(Data extracted from a collection)
>> Start

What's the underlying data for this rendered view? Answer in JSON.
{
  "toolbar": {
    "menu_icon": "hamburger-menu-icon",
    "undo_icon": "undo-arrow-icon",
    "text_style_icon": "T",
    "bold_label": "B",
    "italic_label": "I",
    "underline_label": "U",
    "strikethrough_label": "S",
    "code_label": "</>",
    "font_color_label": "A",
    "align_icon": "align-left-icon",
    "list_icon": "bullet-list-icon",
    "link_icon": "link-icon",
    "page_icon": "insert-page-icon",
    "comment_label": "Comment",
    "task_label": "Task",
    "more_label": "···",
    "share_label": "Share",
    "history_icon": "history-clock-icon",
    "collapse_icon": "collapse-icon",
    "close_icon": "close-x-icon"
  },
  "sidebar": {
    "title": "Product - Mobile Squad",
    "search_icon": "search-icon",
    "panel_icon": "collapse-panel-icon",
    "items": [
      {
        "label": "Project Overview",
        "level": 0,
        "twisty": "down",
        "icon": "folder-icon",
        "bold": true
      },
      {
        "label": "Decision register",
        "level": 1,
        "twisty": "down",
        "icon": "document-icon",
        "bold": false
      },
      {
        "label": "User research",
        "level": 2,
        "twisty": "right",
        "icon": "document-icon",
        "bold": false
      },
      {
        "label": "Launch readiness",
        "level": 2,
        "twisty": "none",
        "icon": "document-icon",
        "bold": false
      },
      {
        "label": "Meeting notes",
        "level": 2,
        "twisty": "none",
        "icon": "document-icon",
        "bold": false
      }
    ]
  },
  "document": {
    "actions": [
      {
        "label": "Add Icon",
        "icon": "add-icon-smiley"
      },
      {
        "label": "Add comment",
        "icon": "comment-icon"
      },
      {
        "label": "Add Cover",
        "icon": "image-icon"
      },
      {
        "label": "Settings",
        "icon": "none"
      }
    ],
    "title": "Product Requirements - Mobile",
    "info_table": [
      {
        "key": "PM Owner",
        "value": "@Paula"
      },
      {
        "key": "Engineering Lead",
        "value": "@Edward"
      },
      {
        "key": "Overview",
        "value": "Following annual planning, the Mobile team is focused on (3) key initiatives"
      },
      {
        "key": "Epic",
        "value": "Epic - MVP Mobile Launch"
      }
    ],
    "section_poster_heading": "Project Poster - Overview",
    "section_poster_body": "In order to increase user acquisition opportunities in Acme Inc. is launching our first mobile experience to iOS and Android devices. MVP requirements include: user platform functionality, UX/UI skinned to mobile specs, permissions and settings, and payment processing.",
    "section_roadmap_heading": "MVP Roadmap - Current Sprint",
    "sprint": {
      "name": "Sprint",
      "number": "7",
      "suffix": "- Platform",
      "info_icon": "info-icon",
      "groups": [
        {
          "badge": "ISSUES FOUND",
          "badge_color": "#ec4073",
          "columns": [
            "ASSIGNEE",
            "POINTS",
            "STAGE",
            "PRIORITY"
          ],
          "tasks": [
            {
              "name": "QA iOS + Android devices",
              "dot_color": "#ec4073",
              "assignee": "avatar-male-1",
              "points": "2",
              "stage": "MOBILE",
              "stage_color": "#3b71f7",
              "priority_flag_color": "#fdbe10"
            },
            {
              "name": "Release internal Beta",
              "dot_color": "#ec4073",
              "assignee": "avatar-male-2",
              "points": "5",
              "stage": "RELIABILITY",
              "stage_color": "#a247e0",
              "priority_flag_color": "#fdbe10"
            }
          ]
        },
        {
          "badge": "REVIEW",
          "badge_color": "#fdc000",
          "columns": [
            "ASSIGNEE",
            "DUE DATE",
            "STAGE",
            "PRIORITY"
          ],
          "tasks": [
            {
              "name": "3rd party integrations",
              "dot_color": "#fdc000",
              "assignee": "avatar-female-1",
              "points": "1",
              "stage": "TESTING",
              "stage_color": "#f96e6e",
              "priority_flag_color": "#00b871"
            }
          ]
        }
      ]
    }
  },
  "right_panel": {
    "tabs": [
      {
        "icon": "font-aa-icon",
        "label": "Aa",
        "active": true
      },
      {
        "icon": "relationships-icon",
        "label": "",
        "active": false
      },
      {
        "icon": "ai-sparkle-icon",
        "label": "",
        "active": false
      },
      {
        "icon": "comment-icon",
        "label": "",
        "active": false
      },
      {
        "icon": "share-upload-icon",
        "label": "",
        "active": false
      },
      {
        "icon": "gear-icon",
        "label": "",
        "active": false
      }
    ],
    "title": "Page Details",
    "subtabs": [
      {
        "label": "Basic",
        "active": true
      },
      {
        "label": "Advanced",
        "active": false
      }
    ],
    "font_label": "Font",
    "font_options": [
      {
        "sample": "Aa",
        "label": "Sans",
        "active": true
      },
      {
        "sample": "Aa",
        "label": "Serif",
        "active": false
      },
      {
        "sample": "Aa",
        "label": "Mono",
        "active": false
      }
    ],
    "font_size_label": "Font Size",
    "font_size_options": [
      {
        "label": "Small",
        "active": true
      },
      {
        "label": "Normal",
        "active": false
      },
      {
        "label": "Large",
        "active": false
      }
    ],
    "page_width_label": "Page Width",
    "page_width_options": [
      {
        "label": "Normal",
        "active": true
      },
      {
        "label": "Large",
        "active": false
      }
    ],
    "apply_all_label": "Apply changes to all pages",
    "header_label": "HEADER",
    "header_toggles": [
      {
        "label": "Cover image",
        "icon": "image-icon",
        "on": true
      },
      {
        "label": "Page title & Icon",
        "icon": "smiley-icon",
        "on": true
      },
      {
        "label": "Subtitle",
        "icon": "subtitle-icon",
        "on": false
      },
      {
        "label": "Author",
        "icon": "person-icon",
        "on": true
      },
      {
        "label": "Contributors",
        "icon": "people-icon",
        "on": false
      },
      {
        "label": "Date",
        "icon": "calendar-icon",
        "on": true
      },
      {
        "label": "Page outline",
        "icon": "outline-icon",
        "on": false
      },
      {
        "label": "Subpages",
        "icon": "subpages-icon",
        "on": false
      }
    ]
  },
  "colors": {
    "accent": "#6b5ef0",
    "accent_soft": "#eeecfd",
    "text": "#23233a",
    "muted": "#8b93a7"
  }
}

>> End

Problem to work on: Take the entries above and copy them out exactly.

Correct result:
What's the underlying data for this rendered view? Answer in JSON.
{
  "toolbar": {
    "menu_icon": "hamburger-menu-icon",
    "undo_icon": "undo-arrow-icon",
    "text_style_icon": "T",
    "bold_label": "B",
    "italic_label": "I",
    "underline_label": "U",
    "strikethrough_label": "S",
    "code_label": "</>",
    "font_color_label": "A",
    "align_icon": "align-left-icon",
    "list_icon": "bullet-list-icon",
    "link_icon": "link-icon",
    "page_icon": "insert-page-icon",
    "comment_label": "Comment",
    "task_label": "Task",
    "more_label": "···",
    "share_label": "Share",
    "history_icon": "history-clock-icon",
    "collapse_icon": "collapse-icon",
    "close_icon": "close-x-icon"
  },
  "sidebar": {
    "title": "Product - Mobile Squad",
    "search_icon": "search-icon",
    "panel_icon": "collapse-panel-icon",
    "items": [
      {
        "label": "Project Overview",
        "level": 0,
        "twisty": "down",
        "icon": "folder-icon",
        "bold": true
      },
      {
        "label": "Decision register",
        "level": 1,
        "twisty": "down",
        "icon": "document-icon",
        "bold": false
      },
      {
        "label": "User research",
        "level": 2,
        "twisty": "right",
        "icon": "document-icon",
        "bold": false
      },
      {
        "label": "Launch readiness",
        "level": 2,
        "twisty": "none",
        "icon": "document-icon",
        "bold": false
      },
      {
        "label": "Meeting notes",
        "level": 2,
        "twisty": "none",
        "icon": "document-icon",
        "bold": false
      }
    ]
  },
  "document": {
    "actions": [
      {
        "label": "Add Icon",
        "icon": "add-icon-smiley"
      },
      {
        "label": "Add comment",
        "icon": "comment-icon"
      },
      {
        "label": "Add Cover",
        "icon": "image-icon"
      },
      {
        "label": "Settings",
        "icon": "none"
      }
    ],
    "title": "Product Requirements - Mobile",
    "info_table": [
      {
        "key": "PM Owner",
        "value": "@Paula"
      },
      {
        "key": "Engineering Lead",
        "value": "@Edward"
      },
      {
        "key": "Overview",
        "value": "Following annual planning, the Mobile team is focused on (3) key initiatives"
      },
      {
        "key": "Epic",
        "value": "Epic - MVP Mobile Launch"
      }
    ],
    "section_poster_heading": "Project Poster - Overview",
    "section_poster_body": "In order to increase user acquisition opportunities in Acme Inc. is launching our first mobile experience to iOS and Android devices. MVP requirements include: user platform functionality, UX/UI skinned to mobile specs, permissions and settings, and payment processing.",
    "section_roadmap_heading": "MVP Roadmap - Current Sprint",
    "sprint": {
      "name": "Sprint",
      "number": "7",
      "suffix": "- Platform",
      "info_icon": "info-icon",
      "groups": [
        {
          "badge": "ISSUES FOUND",
          "badge_color": "#ec4073",
          "columns": [
            "ASSIGNEE",
            "POINTS",
            "STAGE",
            "PRIORITY"
          ],
          "tasks": [
            {
              "name": "QA iOS + Android devices",
              "dot_color": "#ec4073",
              "assignee": "avatar-male-1",
              "points": "2",
              "stage": "MOBILE",
              "stage_color": "#3b71f7",
              "priority_flag_color": "#fdbe10"
            },
            {
              "name": "Release internal Beta",
              "dot_color": "#ec4073",
              "assignee": "avatar-male-2",
              "points": "5",
              "stage": "RELIABILITY",
              "stage_color": "#a247e0",
              "priority_flag_color": "#fdbe10"
            }
          ]
        },
        {
          "badge": "REVIEW",
          "badge_color": "#fdc000",
          "columns": [
            "ASSIGNEE",
            "DUE DATE",
            "STAGE",
            "PRIORITY"
          ],
          "tasks": [
            {
              "name": "3rd party integrations",
              "dot_color": "#fdc000",
              "assignee": "avatar-female-1",
              "points": "1",
              "stage": "TESTING",
              "stage_color": "#f96e6e",
              "priority_flag_color": "#00b871"
            }
          ]
        }
      ]
    }
  },
  "right_panel": {
    "tabs": [
      {
        "icon": "font-aa-icon",
        "label": "Aa",
        "active": true
      },
      {
        "icon": "relationships-icon",
        "label": "",
        "active": false
      },
      {
        "icon": "ai-sparkle-icon",
        "label": "",
        "active": false
      },
      {
        "icon": "comment-icon",
        "label": "",
        "active": false
      },
      {
        "icon": "share-upload-icon",
        "label": "",
        "active": false
      },
      {
        "icon": "gear-icon",
        "label": "",
        "active": false
      }
    ],
    "title": "Page Details",
    "subtabs": [
      {
        "label": "Basic",
        "active": true
      },
      {
        "label": "Advanced",
        "active": false
      }
    ],
    "font_label": "Font",
    "font_options": [
      {
        "sample": "Aa",
        "label": "Sans",
        "active": true
      },
      {
        "sample": "Aa",
        "label": "Serif",
        "active": false
      },
      {
        "sample": "Aa",
        "label": "Mono",
        "active": false
      }
    ],
    "font_size_label": "Font Size",
    "font_size_options": [
      {
        "label": "Small",
        "active": true
      },
      {
        "label": "Normal",
        "active": false
      },
      {
        "label": "Large",
        "active": false
      }
    ],
    "page_width_label": "Page Width",
    "page_width_options": [
      {
        "label": "Normal",
        "active": true
      },
      {
        "label": "Large",
        "active": false
      }
    ],
    "apply_all_label": "Apply changes to all pages",
    "header_label": "HEADER",
    "header_toggles": [
      {
        "label": "Cover image",
        "icon": "image-icon",
        "on": true
      },
      {
        "label": "Page title & Icon",
        "icon": "smiley-icon",
        "on": true
      },
      {
        "label": "Subtitle",
        "icon": "subtitle-icon",
        "on": false
      },
      {
        "label": "Author",
        "icon": "person-icon",
        "on": true
      },
      {
        "label": "Contributors",
        "icon": "people-icon",
        "on": false
      },
      {
        "label": "Date",
        "icon": "calendar-icon",
        "on": true
      },
      {
        "label": "Page outline",
        "icon": "outline-icon",
        "on": false
      },
      {
        "label": "Subpages",
        "icon": "subpages-icon",
        "on": false
      }
    ]
  },
  "colors": {
    "accent": "#6b5ef0",
    "accent_soft": "#eeecfd",
    "text": "#23233a",
    "muted": "#8b93a7"
  }
}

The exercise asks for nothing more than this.